(Stored entries)
....................

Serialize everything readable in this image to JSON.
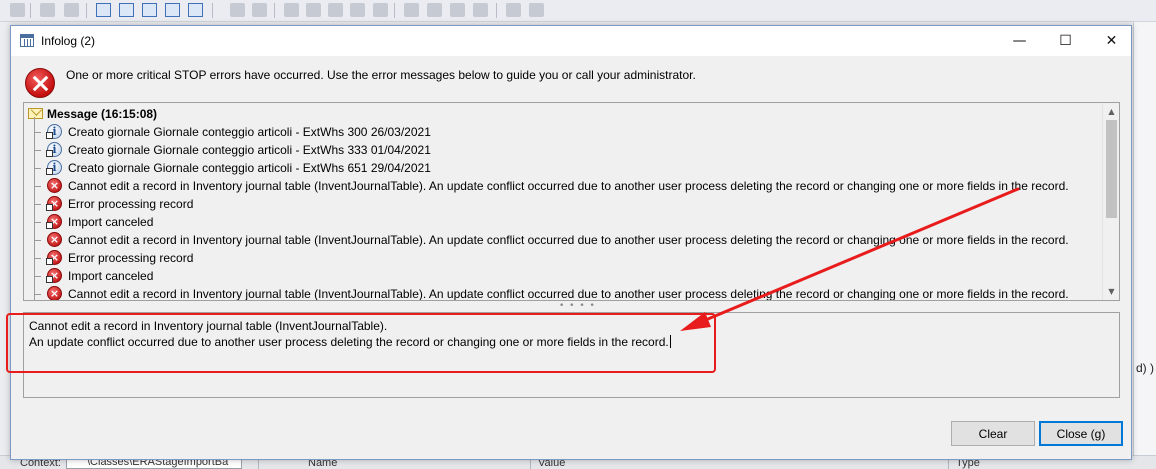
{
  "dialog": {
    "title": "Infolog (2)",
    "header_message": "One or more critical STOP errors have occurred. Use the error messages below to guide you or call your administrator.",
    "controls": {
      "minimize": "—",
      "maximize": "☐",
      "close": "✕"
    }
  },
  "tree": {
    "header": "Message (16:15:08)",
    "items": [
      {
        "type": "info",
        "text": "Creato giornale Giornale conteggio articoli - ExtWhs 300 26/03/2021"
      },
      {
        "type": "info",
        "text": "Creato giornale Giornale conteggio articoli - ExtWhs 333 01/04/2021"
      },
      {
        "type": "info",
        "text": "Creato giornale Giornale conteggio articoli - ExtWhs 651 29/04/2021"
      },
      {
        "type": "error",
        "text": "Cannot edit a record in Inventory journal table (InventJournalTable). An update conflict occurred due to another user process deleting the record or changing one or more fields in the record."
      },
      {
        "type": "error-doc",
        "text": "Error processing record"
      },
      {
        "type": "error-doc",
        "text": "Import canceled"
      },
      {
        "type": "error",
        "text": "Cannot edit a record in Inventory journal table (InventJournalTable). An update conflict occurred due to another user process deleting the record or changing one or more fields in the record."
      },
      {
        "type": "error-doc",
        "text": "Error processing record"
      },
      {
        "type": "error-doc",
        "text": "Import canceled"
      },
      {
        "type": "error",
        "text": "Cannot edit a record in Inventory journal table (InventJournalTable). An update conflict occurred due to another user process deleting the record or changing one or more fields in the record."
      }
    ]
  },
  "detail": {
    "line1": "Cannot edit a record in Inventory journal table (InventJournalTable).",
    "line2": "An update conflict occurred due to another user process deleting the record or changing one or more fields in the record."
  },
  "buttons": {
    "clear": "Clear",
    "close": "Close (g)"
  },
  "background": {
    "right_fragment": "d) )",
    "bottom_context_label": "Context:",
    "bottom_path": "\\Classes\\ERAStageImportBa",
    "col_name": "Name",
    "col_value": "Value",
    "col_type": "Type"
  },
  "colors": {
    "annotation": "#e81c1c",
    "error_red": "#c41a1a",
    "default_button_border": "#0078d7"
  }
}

....................

→ **To be done**
Which lines include "articoli"? Copy each of them out.

→ **Task solution**
        "text": "Creato giornale Giornale conteggio articoli - ExtWhs 300 26/03/2021"
        "text": "Creato giornale Giornale conteggio articoli - ExtWhs 333 01/04/2021"
        "text": "Creato giornale Giornale conteggio articoli - ExtWhs 651 29/04/2021"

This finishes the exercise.